-- Supplied information --

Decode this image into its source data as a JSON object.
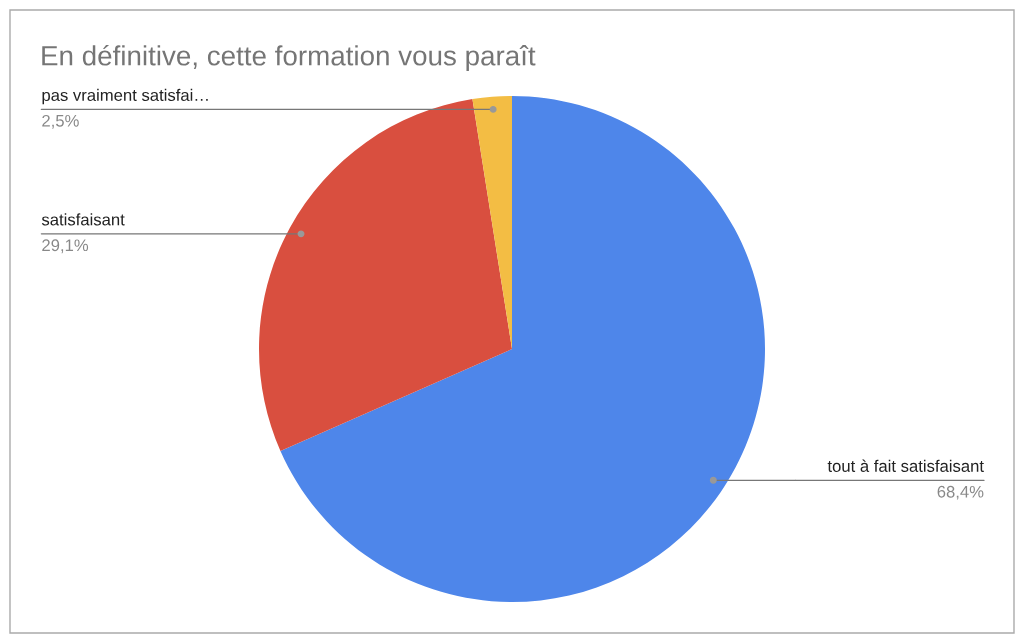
{
  "chart_data": {
    "type": "pie",
    "title": "En définitive, cette formation vous paraît",
    "categories": [
      "tout à fait satisfaisant",
      "satisfaisant",
      "pas vraiment satisfai…"
    ],
    "values": [
      68.4,
      29.1,
      2.5
    ],
    "colors": [
      "#4e86ea",
      "#d94f3f",
      "#f3bd44"
    ],
    "value_labels": [
      "68,4%",
      "29,1%",
      "2,5%"
    ]
  }
}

-- Task details --
Every entry above needs to be retyped exactly; drop the pictures.

-- Response --
Decode this image into its source data as a JSON object.
{
  "chart_data": {
    "type": "pie",
    "title": "En définitive, cette formation vous paraît",
    "categories": [
      "tout à fait satisfaisant",
      "satisfaisant",
      "pas vraiment satisfai…"
    ],
    "values": [
      68.4,
      29.1,
      2.5
    ],
    "colors": [
      "#4e86ea",
      "#d94f3f",
      "#f3bd44"
    ],
    "value_labels": [
      "68,4%",
      "29,1%",
      "2,5%"
    ]
  }
}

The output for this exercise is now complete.